__Problem statement__:
Omit every picture and output the rest of the records exactly as they are.
↓
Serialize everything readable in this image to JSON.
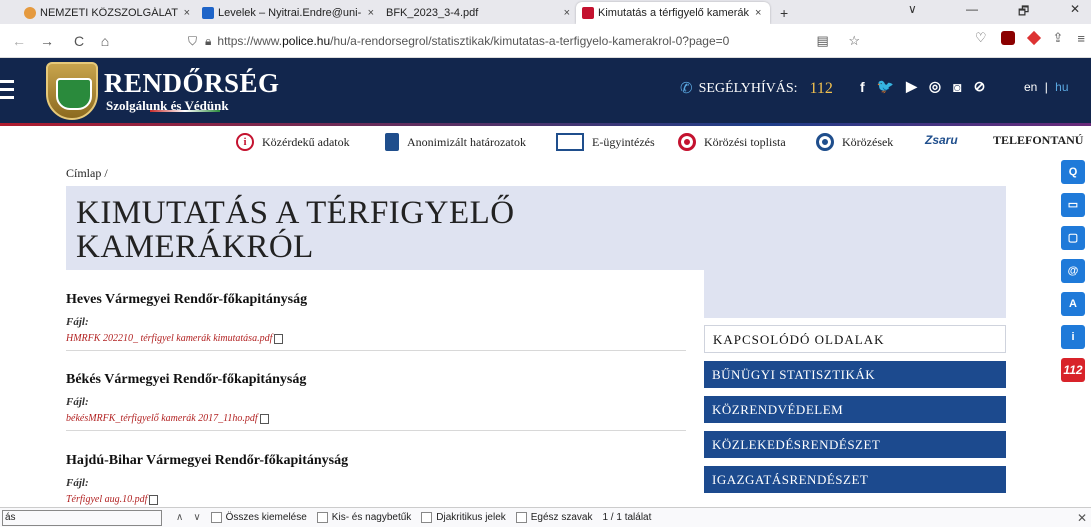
{
  "browser": {
    "tabs": [
      {
        "title": "NEMZETI KÖZSZOLGÁLATI EGYE",
        "close": "×",
        "fav_color": "#e59a3f",
        "active": false
      },
      {
        "title": "Levelek – Nyitrai.Endre@uni-nk",
        "close": "×",
        "fav_color": "#1e64c8",
        "active": false
      },
      {
        "title": "BFK_2023_3-4.pdf",
        "close": "×",
        "fav_color": "#e8e8ed",
        "active": false
      },
      {
        "title": "Kimutatás a térfigyelő kamerák",
        "close": "×",
        "fav_color": "#c4122f",
        "active": true
      }
    ],
    "new_tab": "+",
    "window_controls": {
      "dropdown": "∨",
      "minimize": "—",
      "restore": "🗗",
      "close": "✕"
    },
    "nav": {
      "back": "←",
      "forward": "→",
      "reload": "C",
      "home": "⌂"
    },
    "url_prefix": "https://www.",
    "url_domain": "police.hu",
    "url_path": "/hu/a-rendorsegrol/statisztikak/kimutatas-a-terfigyelo-kamerakrol-0?page=0",
    "url_icons": "▤ ☆",
    "toolbar_icons": [
      "shield-icon",
      "extension-icon",
      "share-icon",
      "menu-icon"
    ]
  },
  "site": {
    "brand": "RENDŐRSÉG",
    "slogan": "Szolgálunk és Védünk",
    "hotline_label": "SEGÉLYHÍVÁS:",
    "hotline_number": "112",
    "social": [
      "f",
      "🐦",
      "▶",
      "◎",
      "◙",
      "⊘"
    ],
    "lang_en": "en",
    "lang_sep": "|",
    "lang_hu": "hu",
    "colors": {
      "header": "#12264d",
      "accent": "#1c4a8e",
      "link": "#b22222"
    }
  },
  "quicklinks": [
    {
      "label": "Közérdekű adatok",
      "icon": "info-icon"
    },
    {
      "label": "Anonimizált határozatok",
      "icon": "document-icon"
    },
    {
      "label": "E-ügyintézés",
      "icon": "screen-icon"
    },
    {
      "label": "Körözési toplista",
      "icon": "target-icon"
    },
    {
      "label": "Körözések",
      "icon": "target-icon"
    },
    {
      "label": "Zsaru",
      "icon": "zsaru-logo"
    },
    {
      "label": "TELEFONTANÚ",
      "icon": ""
    }
  ],
  "breadcrumb": "Címlap /",
  "page_title_line1": "KIMUTATÁS A TÉRFIGYELŐ",
  "page_title_line2": "KAMERÁKRÓL",
  "entries": [
    {
      "title": "Heves Vármegyei Rendőr-főkapitányság",
      "file_label": "Fájl:",
      "file": "HMRFK 202210_ térfigyel kamerák kimutatása.pdf"
    },
    {
      "title": "Békés Vármegyei Rendőr-főkapitányság",
      "file_label": "Fájl:",
      "file": "békésMRFK_térfigyelő kamerák 2017_11ho.pdf"
    },
    {
      "title": "Hajdú-Bihar Vármegyei Rendőr-főkapitányság",
      "file_label": "Fájl:",
      "file": "Térfigyel aug.10.pdf"
    }
  ],
  "sidebar": {
    "heading": "KAPCSOLÓDÓ OLDALAK",
    "links": [
      "BŰNÜGYI STATISZTIKÁK",
      "KÖZRENDVÉDELEM",
      "KÖZLEKEDÉSRENDÉSZET",
      "IGAZGATÁSRENDÉSZET"
    ]
  },
  "side_tools": [
    "Q",
    "▭",
    "▢",
    "@",
    "A",
    "i",
    "112"
  ],
  "findbar": {
    "query": "ás",
    "up": "∧",
    "down": "∨",
    "options": [
      "Összes kiemelése",
      "Kis- és nagybetűk",
      "Djakritikus jelek",
      "Egész szavak"
    ],
    "count": "1 / 1 találat",
    "close": "✕"
  }
}
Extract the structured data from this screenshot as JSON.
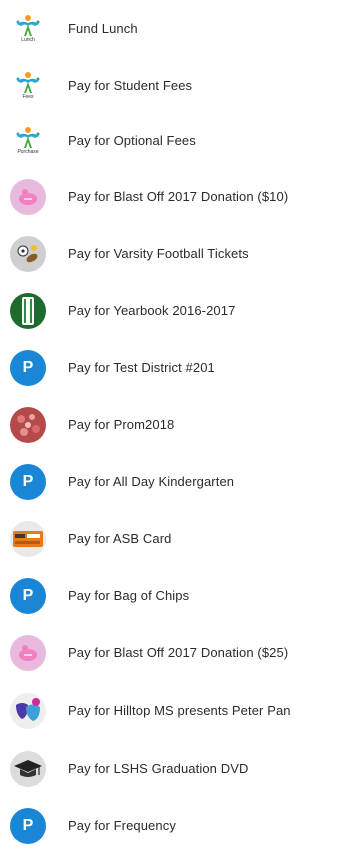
↑
__Exercise solution__:
Serialize everything readable in this image to JSON.
{
  "browser": {
    "tabs": [
      {
        "title": "NEMZETI KÖZSZOLGÁLATI EGYE",
        "close": "×",
        "fav_color": "#e59a3f",
        "active": false
      },
      {
        "title": "Levelek – Nyitrai.Endre@uni-nk",
        "close": "×",
        "fav_color": "#1e64c8",
        "active": false
      },
      {
        "title": "BFK_2023_3-4.pdf",
        "close": "×",
        "fav_color": "#e8e8ed",
        "active": false
      },
      {
        "title": "Kimutatás a térfigyelő kamerák",
        "close": "×",
        "fav_color": "#c4122f",
        "active": true
      }
    ],
    "new_tab": "+",
    "window_controls": {
      "dropdown": "∨",
      "minimize": "—",
      "restore": "🗗",
      "close": "✕"
    },
    "nav": {
      "back": "←",
      "forward": "→",
      "reload": "C",
      "home": "⌂"
    },
    "url_prefix": "https://www.",
    "url_domain": "police.hu",
    "url_path": "/hu/a-rendorsegrol/statisztikak/kimutatas-a-terfigyelo-kamerakrol-0?page=0",
    "url_icons": "▤ ☆",
    "toolbar_icons": [
      "shield-icon",
      "extension-icon",
      "share-icon",
      "menu-icon"
    ]
  },
  "site": {
    "brand": "RENDŐRSÉG",
    "slogan": "Szolgálunk és Védünk",
    "hotline_label": "SEGÉLYHÍVÁS:",
    "hotline_number": "112",
    "social": [
      "f",
      "🐦",
      "▶",
      "◎",
      "◙",
      "⊘"
    ],
    "lang_en": "en",
    "lang_sep": "|",
    "lang_hu": "hu",
    "colors": {
      "header": "#12264d",
      "accent": "#1c4a8e",
      "link": "#b22222"
    }
  },
  "quicklinks": [
    {
      "label": "Közérdekű adatok",
      "icon": "info-icon"
    },
    {
      "label": "Anonimizált határozatok",
      "icon": "document-icon"
    },
    {
      "label": "E-ügyintézés",
      "icon": "screen-icon"
    },
    {
      "label": "Körözési toplista",
      "icon": "target-icon"
    },
    {
      "label": "Körözések",
      "icon": "target-icon"
    },
    {
      "label": "Zsaru",
      "icon": "zsaru-logo"
    },
    {
      "label": "TELEFONTANÚ",
      "icon": ""
    }
  ],
  "breadcrumb": "Címlap /",
  "page_title_line1": "KIMUTATÁS A TÉRFIGYELŐ",
  "page_title_line2": "KAMERÁKRÓL",
  "entries": [
    {
      "title": "Heves Vármegyei Rendőr-főkapitányság",
      "file_label": "Fájl:",
      "file": "HMRFK 202210_ térfigyel kamerák kimutatása.pdf"
    },
    {
      "title": "Békés Vármegyei Rendőr-főkapitányság",
      "file_label": "Fájl:",
      "file": "békésMRFK_térfigyelő kamerák 2017_11ho.pdf"
    },
    {
      "title": "Hajdú-Bihar Vármegyei Rendőr-főkapitányság",
      "file_label": "Fájl:",
      "file": "Térfigyel aug.10.pdf"
    }
  ],
  "sidebar": {
    "heading": "KAPCSOLÓDÓ OLDALAK",
    "links": [
      "BŰNÜGYI STATISZTIKÁK",
      "KÖZRENDVÉDELEM",
      "KÖZLEKEDÉSRENDÉSZET",
      "IGAZGATÁSRENDÉSZET"
    ]
  },
  "side_tools": [
    "Q",
    "▭",
    "▢",
    "@",
    "A",
    "i",
    "112"
  ],
  "findbar": {
    "query": "ás",
    "up": "∧",
    "down": "∨",
    "options": [
      "Összes kiemelése",
      "Kis- és nagybetűk",
      "Djakritikus jelek",
      "Egész szavak"
    ],
    "count": "1 / 1 találat",
    "close": "✕"
  }
}
Extract the structured data from this screenshot as JSON.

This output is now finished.